● Exercise description
Locate every line that holds the string "values" and copy it.
- - -
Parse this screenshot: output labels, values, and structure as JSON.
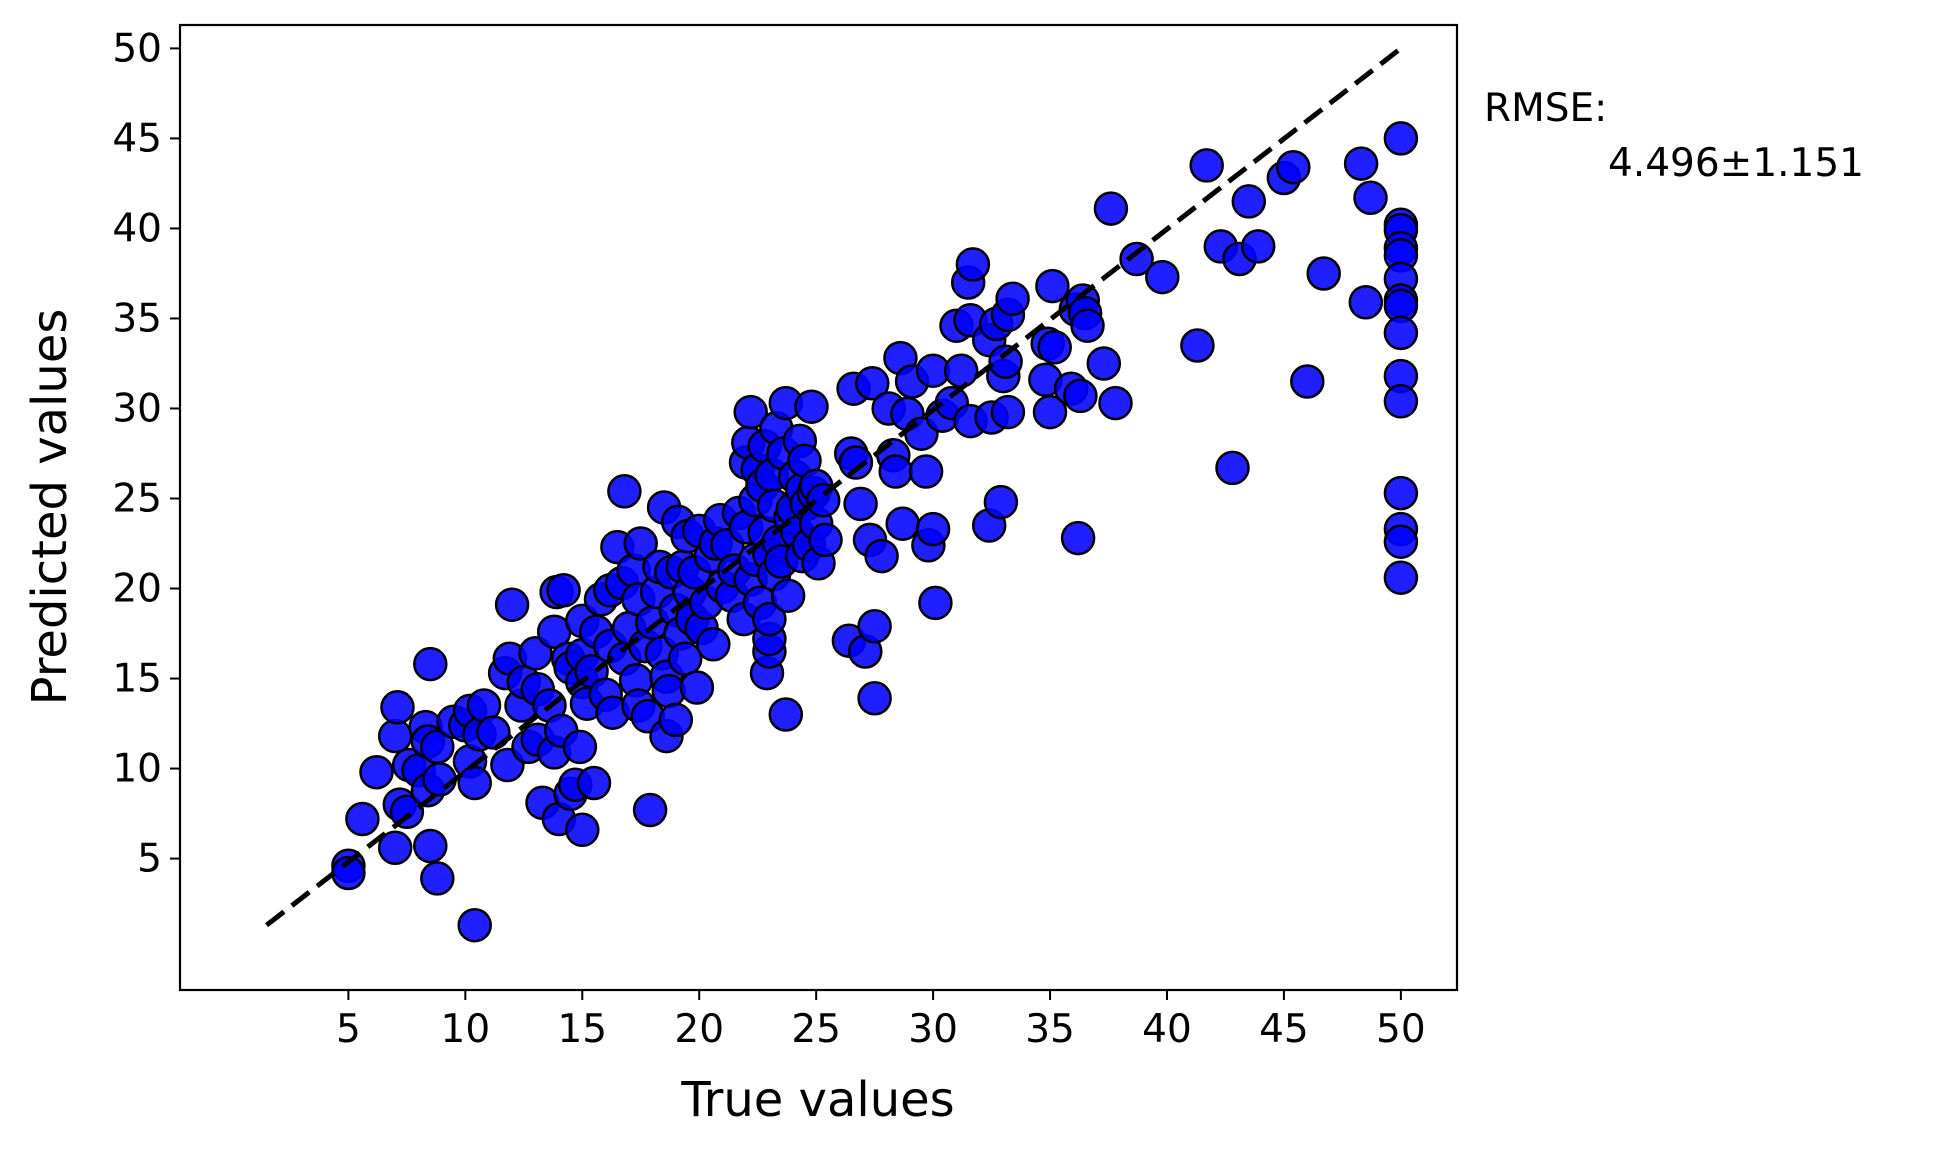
{
  "chart_data": {
    "type": "scatter",
    "xlabel": "True values",
    "ylabel": "Predicted values",
    "xlim": [
      -2.2,
      52.4
    ],
    "ylim": [
      -2.3,
      51.3
    ],
    "xticks": [
      "5",
      "10",
      "15",
      "20",
      "25",
      "30",
      "35",
      "40",
      "45",
      "50"
    ],
    "yticks": [
      "5",
      "10",
      "15",
      "20",
      "25",
      "30",
      "35",
      "40",
      "45",
      "50"
    ],
    "grid": false,
    "reference_line": {
      "style": "dashed",
      "color": "#000000",
      "from": [
        1.5,
        1.3
      ],
      "to": [
        50,
        50
      ]
    },
    "annotation": {
      "label": "RMSE:",
      "value": "4.496±1.151"
    },
    "colors": {
      "marker_fill": "#0000ff",
      "marker_edge": "#000000",
      "line": "#000000"
    },
    "points": [
      [
        5,
        4.6
      ],
      [
        5,
        4.2
      ],
      [
        5.6,
        7.2
      ],
      [
        6.2,
        9.8
      ],
      [
        7,
        11.8
      ],
      [
        7.1,
        13.4
      ],
      [
        7,
        5.6
      ],
      [
        7.2,
        8
      ],
      [
        7.5,
        7.6
      ],
      [
        7.6,
        10.2
      ],
      [
        8,
        9.9
      ],
      [
        8.3,
        12.3
      ],
      [
        8.4,
        11.5
      ],
      [
        8.4,
        8.8
      ],
      [
        8.5,
        5.7
      ],
      [
        8.5,
        15.8
      ],
      [
        8.8,
        3.9
      ],
      [
        8.8,
        11.2
      ],
      [
        8.9,
        9.4
      ],
      [
        9.5,
        12.6
      ],
      [
        10,
        12.4
      ],
      [
        10.2,
        13.2
      ],
      [
        10.2,
        10.4
      ],
      [
        10.4,
        9.2
      ],
      [
        10.4,
        1.3
      ],
      [
        10.6,
        11.9
      ],
      [
        10.8,
        13.5
      ],
      [
        11.2,
        12
      ],
      [
        11.7,
        15.3
      ],
      [
        11.8,
        10.2
      ],
      [
        11.9,
        16.1
      ],
      [
        12,
        19.1
      ],
      [
        12.4,
        13.5
      ],
      [
        12.5,
        14.8
      ],
      [
        12.7,
        11.2
      ],
      [
        13,
        16.4
      ],
      [
        13.1,
        14.4
      ],
      [
        13.1,
        11.6
      ],
      [
        13.3,
        8.1
      ],
      [
        13.6,
        13.5
      ],
      [
        13.8,
        10.9
      ],
      [
        13.8,
        17.6
      ],
      [
        13.9,
        19.8
      ],
      [
        14,
        7.2
      ],
      [
        14.1,
        12.1
      ],
      [
        14.2,
        19.9
      ],
      [
        14.4,
        16.1
      ],
      [
        14.5,
        8.6
      ],
      [
        14.5,
        15.6
      ],
      [
        14.7,
        9.1
      ],
      [
        14.9,
        11.2
      ],
      [
        15,
        14.8
      ],
      [
        15,
        16.3
      ],
      [
        15,
        6.6
      ],
      [
        15,
        18.2
      ],
      [
        15.2,
        13.6
      ],
      [
        15.4,
        15.4
      ],
      [
        15.5,
        9.2
      ],
      [
        15.6,
        17.6
      ],
      [
        15.8,
        19.4
      ],
      [
        16,
        14.1
      ],
      [
        16.2,
        19.9
      ],
      [
        16.2,
        16.8
      ],
      [
        16.3,
        13.1
      ],
      [
        16.5,
        22.3
      ],
      [
        16.7,
        20.3
      ],
      [
        16.8,
        25.4
      ],
      [
        16.8,
        16.1
      ],
      [
        17,
        17.8
      ],
      [
        17.2,
        21
      ],
      [
        17.3,
        14.9
      ],
      [
        17.4,
        19.4
      ],
      [
        17.4,
        13.5
      ],
      [
        17.5,
        22.5
      ],
      [
        17.7,
        16.8
      ],
      [
        17.8,
        12.9
      ],
      [
        17.9,
        7.7
      ],
      [
        18,
        18.1
      ],
      [
        18.2,
        19.8
      ],
      [
        18.3,
        21.2
      ],
      [
        18.4,
        16.4
      ],
      [
        18.5,
        24.5
      ],
      [
        18.6,
        11.8
      ],
      [
        18.6,
        15.1
      ],
      [
        18.7,
        14.3
      ],
      [
        18.8,
        20.9
      ],
      [
        19,
        12.7
      ],
      [
        19,
        18.8
      ],
      [
        19.1,
        23.7
      ],
      [
        19.2,
        17.5
      ],
      [
        19.3,
        21.2
      ],
      [
        19.4,
        16.1
      ],
      [
        19.5,
        22.9
      ],
      [
        19.6,
        19.8
      ],
      [
        19.7,
        18.3
      ],
      [
        19.8,
        20.9
      ],
      [
        19.9,
        14.5
      ],
      [
        20,
        23.2
      ],
      [
        20.1,
        17.8
      ],
      [
        20.3,
        19.2
      ],
      [
        20.5,
        21.8
      ],
      [
        20.6,
        16.9
      ],
      [
        20.7,
        22.5
      ],
      [
        20.9,
        23.8
      ],
      [
        21,
        20.1
      ],
      [
        21.2,
        22.4
      ],
      [
        21.4,
        19.6
      ],
      [
        21.5,
        21
      ],
      [
        21.7,
        24.2
      ],
      [
        21.9,
        18.3
      ],
      [
        22,
        27
      ],
      [
        22,
        23.4
      ],
      [
        22.1,
        28.1
      ],
      [
        22.2,
        29.8
      ],
      [
        22.2,
        20.5
      ],
      [
        22.4,
        24.9
      ],
      [
        22.4,
        21.6
      ],
      [
        22.5,
        26.6
      ],
      [
        22.6,
        19.2
      ],
      [
        22.7,
        25.7
      ],
      [
        22.8,
        23.1
      ],
      [
        22.8,
        27.9
      ],
      [
        22.9,
        15.3
      ],
      [
        23,
        21.9
      ],
      [
        23,
        16.5
      ],
      [
        23,
        17.2
      ],
      [
        23,
        18.3
      ],
      [
        23.1,
        26.3
      ],
      [
        23.2,
        20.8
      ],
      [
        23.2,
        24.6
      ],
      [
        23.3,
        28.9
      ],
      [
        23.4,
        22.6
      ],
      [
        23.5,
        21.5
      ],
      [
        23.6,
        27.5
      ],
      [
        23.7,
        30.3
      ],
      [
        23.7,
        13
      ],
      [
        23.8,
        19.6
      ],
      [
        23.9,
        23.9
      ],
      [
        24,
        24.4
      ],
      [
        24.1,
        26.2
      ],
      [
        24.2,
        23.1
      ],
      [
        24.3,
        28.2
      ],
      [
        24.4,
        25.5
      ],
      [
        24.4,
        21.8
      ],
      [
        24.5,
        27.1
      ],
      [
        24.6,
        24.7
      ],
      [
        24.7,
        22.4
      ],
      [
        24.8,
        30.1
      ],
      [
        24.9,
        25.3
      ],
      [
        25,
        23.6
      ],
      [
        25,
        25.7
      ],
      [
        25.1,
        21.4
      ],
      [
        25.3,
        24.9
      ],
      [
        25.4,
        22.7
      ],
      [
        26.4,
        17.1
      ],
      [
        26.5,
        27.5
      ],
      [
        26.6,
        31.1
      ],
      [
        26.7,
        27
      ],
      [
        26.9,
        24.7
      ],
      [
        27.1,
        16.5
      ],
      [
        27.3,
        22.7
      ],
      [
        27.4,
        31.4
      ],
      [
        27.5,
        17.9
      ],
      [
        27.5,
        13.9
      ],
      [
        27.8,
        21.8
      ],
      [
        28.1,
        30
      ],
      [
        28.3,
        27.4
      ],
      [
        28.4,
        26.5
      ],
      [
        28.6,
        32.8
      ],
      [
        28.7,
        23.6
      ],
      [
        28.9,
        29.7
      ],
      [
        29.1,
        31.5
      ],
      [
        29.5,
        28.6
      ],
      [
        29.7,
        26.5
      ],
      [
        29.8,
        22.4
      ],
      [
        30,
        23.3
      ],
      [
        30,
        32.1
      ],
      [
        30.1,
        19.2
      ],
      [
        30.4,
        29.6
      ],
      [
        30.8,
        30.3
      ],
      [
        31,
        34.6
      ],
      [
        31.2,
        32.1
      ],
      [
        31.5,
        37
      ],
      [
        31.6,
        29.3
      ],
      [
        31.6,
        34.9
      ],
      [
        31.7,
        38
      ],
      [
        32.4,
        23.5
      ],
      [
        32.4,
        33.8
      ],
      [
        32.5,
        29.5
      ],
      [
        32.7,
        34.7
      ],
      [
        32.9,
        24.8
      ],
      [
        33,
        31.8
      ],
      [
        33.1,
        32.6
      ],
      [
        33.2,
        35.2
      ],
      [
        33.2,
        29.8
      ],
      [
        33.4,
        36.1
      ],
      [
        34.8,
        31.6
      ],
      [
        34.9,
        33.6
      ],
      [
        35,
        29.8
      ],
      [
        35.1,
        36.8
      ],
      [
        35.2,
        33.4
      ],
      [
        35.9,
        31.1
      ],
      [
        36.1,
        35.5
      ],
      [
        36.2,
        22.8
      ],
      [
        36.3,
        30.7
      ],
      [
        36.4,
        36
      ],
      [
        36.5,
        35.3
      ],
      [
        36.6,
        34.6
      ],
      [
        37.3,
        32.5
      ],
      [
        37.6,
        41.1
      ],
      [
        37.8,
        30.3
      ],
      [
        38.7,
        38.3
      ],
      [
        39.8,
        37.3
      ],
      [
        41.3,
        33.5
      ],
      [
        41.7,
        43.5
      ],
      [
        42.3,
        39
      ],
      [
        42.8,
        26.7
      ],
      [
        43.1,
        38.3
      ],
      [
        43.5,
        41.5
      ],
      [
        43.9,
        39
      ],
      [
        46,
        31.5
      ],
      [
        45,
        42.8
      ],
      [
        45.4,
        43.4
      ],
      [
        46.7,
        37.5
      ],
      [
        48.3,
        43.6
      ],
      [
        48.5,
        35.9
      ],
      [
        48.7,
        41.7
      ],
      [
        50,
        45
      ],
      [
        50,
        40.2
      ],
      [
        50,
        39.9
      ],
      [
        50,
        38.9
      ],
      [
        50,
        38.5
      ],
      [
        50,
        37.2
      ],
      [
        50,
        36
      ],
      [
        50,
        35.7
      ],
      [
        50,
        34.2
      ],
      [
        50,
        31.8
      ],
      [
        50,
        30.4
      ],
      [
        50,
        25.3
      ],
      [
        50,
        23.3
      ],
      [
        50,
        22.6
      ],
      [
        50,
        20.6
      ]
    ]
  }
}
- - -
● Task solution
Parse this screenshot: output labels, values, and structure as JSON.
    "xlabel": "True values",
    "ylabel": "Predicted values",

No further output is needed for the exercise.